>> begin
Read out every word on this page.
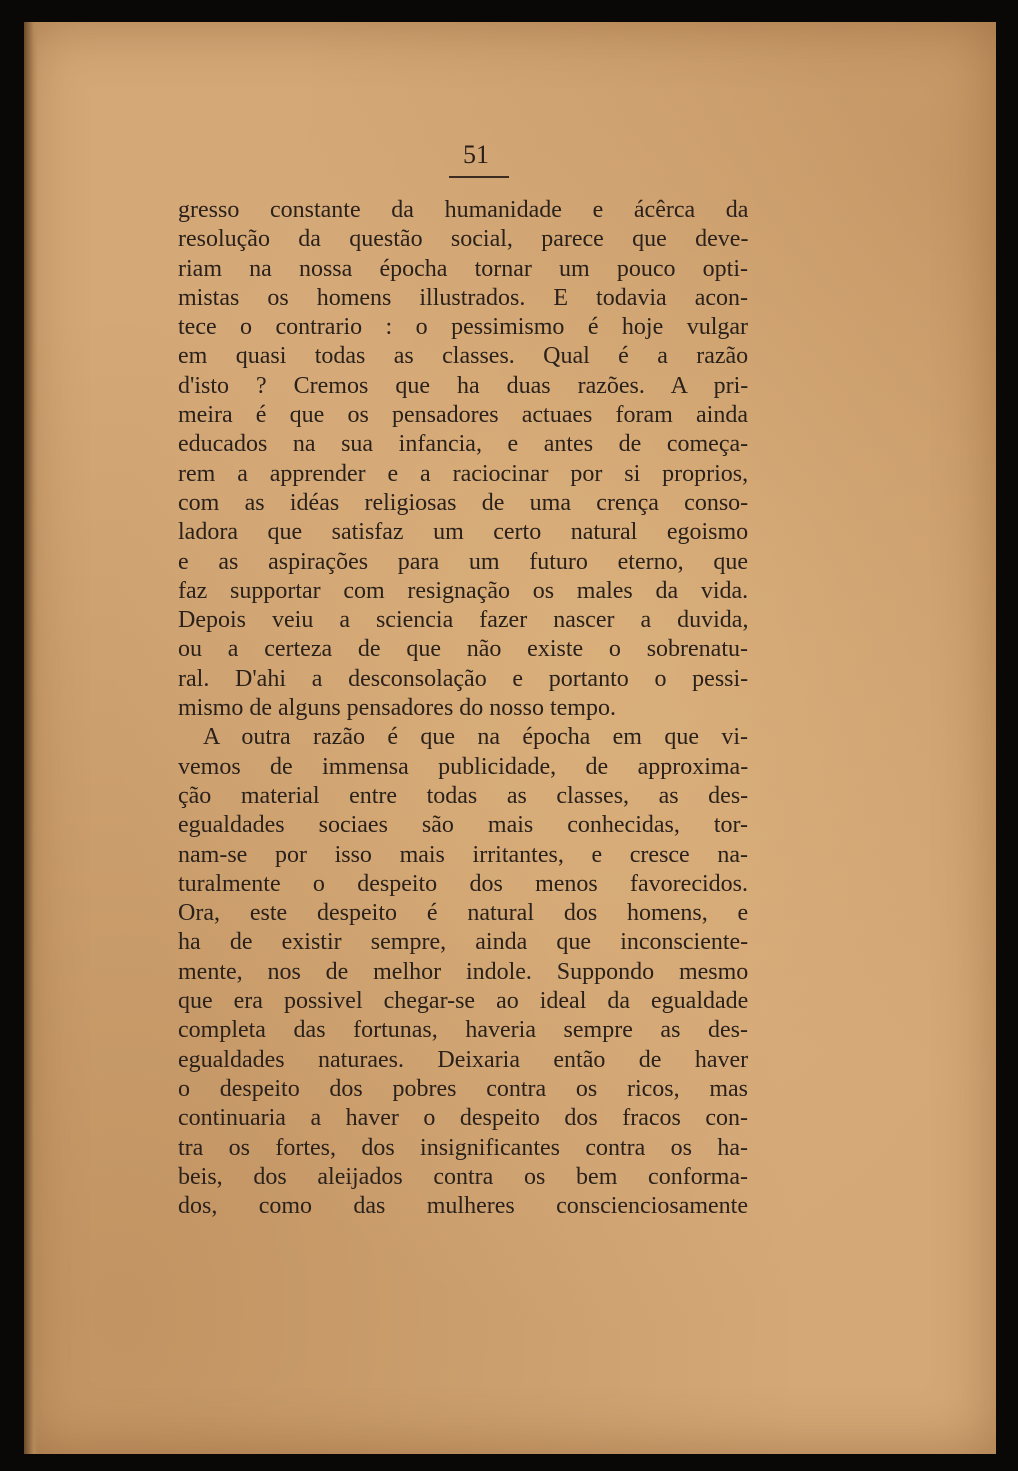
51
gresso constante da humanidade e ácêrca da
resolução da questão social, parece que deve-
riam na nossa épocha tornar um pouco opti-
mistas os homens illustrados. E todavia acon-
tece o contrario : o pessimismo é hoje vulgar
em quasi todas as classes. Qual é a razão
d'isto ? Cremos que ha duas razões. A pri-
meira é que os pensadores actuaes foram ainda
educados na sua infancia, e antes de começa-
rem a apprender e a raciocinar por si proprios,
com as idéas religiosas de uma crença conso-
ladora que satisfaz um certo natural egoismo
e as aspirações para um futuro eterno, que
faz supportar com resignação os males da vida.
Depois veiu a sciencia fazer nascer a duvida,
ou a certeza de que não existe o sobrenatu-
ral. D'ahi a desconsolação e portanto o pessi-
mismo de alguns pensadores do nosso tempo.
A outra razão é que na épocha em que vi-
vemos de immensa publicidade, de approxima-
ção material entre todas as classes, as des-
egualdades sociaes são mais conhecidas, tor-
nam-se por isso mais irritantes, e cresce na-
turalmente o despeito dos menos favorecidos.
Ora, este despeito é natural dos homens, e
ha de existir sempre, ainda que inconsciente-
mente, nos de melhor indole. Suppondo mesmo
que era possivel chegar-se ao ideal da egualdade
completa das fortunas, haveria sempre as des-
egualdades naturaes. Deixaria então de haver
o despeito dos pobres contra os ricos, mas
continuaria a haver o despeito dos fracos con-
tra os fortes, dos insignificantes contra os ha-
beis, dos aleijados contra os bem conforma-
dos, como das mulheres conscienciosamente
>> end
**Exercise objective**
All records above are to be printed exactly, minus the pictures they contain.

**Solution to the exercise**
Read out every word on this page.
51
gresso constante da humanidade e ácêrca da
resolução da questão social, parece que deve-
riam na nossa épocha tornar um pouco opti-
mistas os homens illustrados. E todavia acon-
tece o contrario : o pessimismo é hoje vulgar
em quasi todas as classes. Qual é a razão
d'isto ? Cremos que ha duas razões. A pri-
meira é que os pensadores actuaes foram ainda
educados na sua infancia, e antes de começa-
rem a apprender e a raciocinar por si proprios,
com as idéas religiosas de uma crença conso-
ladora que satisfaz um certo natural egoismo
e as aspirações para um futuro eterno, que
faz supportar com resignação os males da vida.
Depois veiu a sciencia fazer nascer a duvida,
ou a certeza de que não existe o sobrenatu-
ral. D'ahi a desconsolação e portanto o pessi-
mismo de alguns pensadores do nosso tempo.
A outra razão é que na épocha em que vi-
vemos de immensa publicidade, de approxima-
ção material entre todas as classes, as des-
egualdades sociaes são mais conhecidas, tor-
nam-se por isso mais irritantes, e cresce na-
turalmente o despeito dos menos favorecidos.
Ora, este despeito é natural dos homens, e
ha de existir sempre, ainda que inconsciente-
mente, nos de melhor indole. Suppondo mesmo
que era possivel chegar-se ao ideal da egualdade
completa das fortunas, haveria sempre as des-
egualdades naturaes. Deixaria então de haver
o despeito dos pobres contra os ricos, mas
continuaria a haver o despeito dos fracos con-
tra os fortes, dos insignificantes contra os ha-
beis, dos aleijados contra os bem conforma-
dos, como das mulheres conscienciosamente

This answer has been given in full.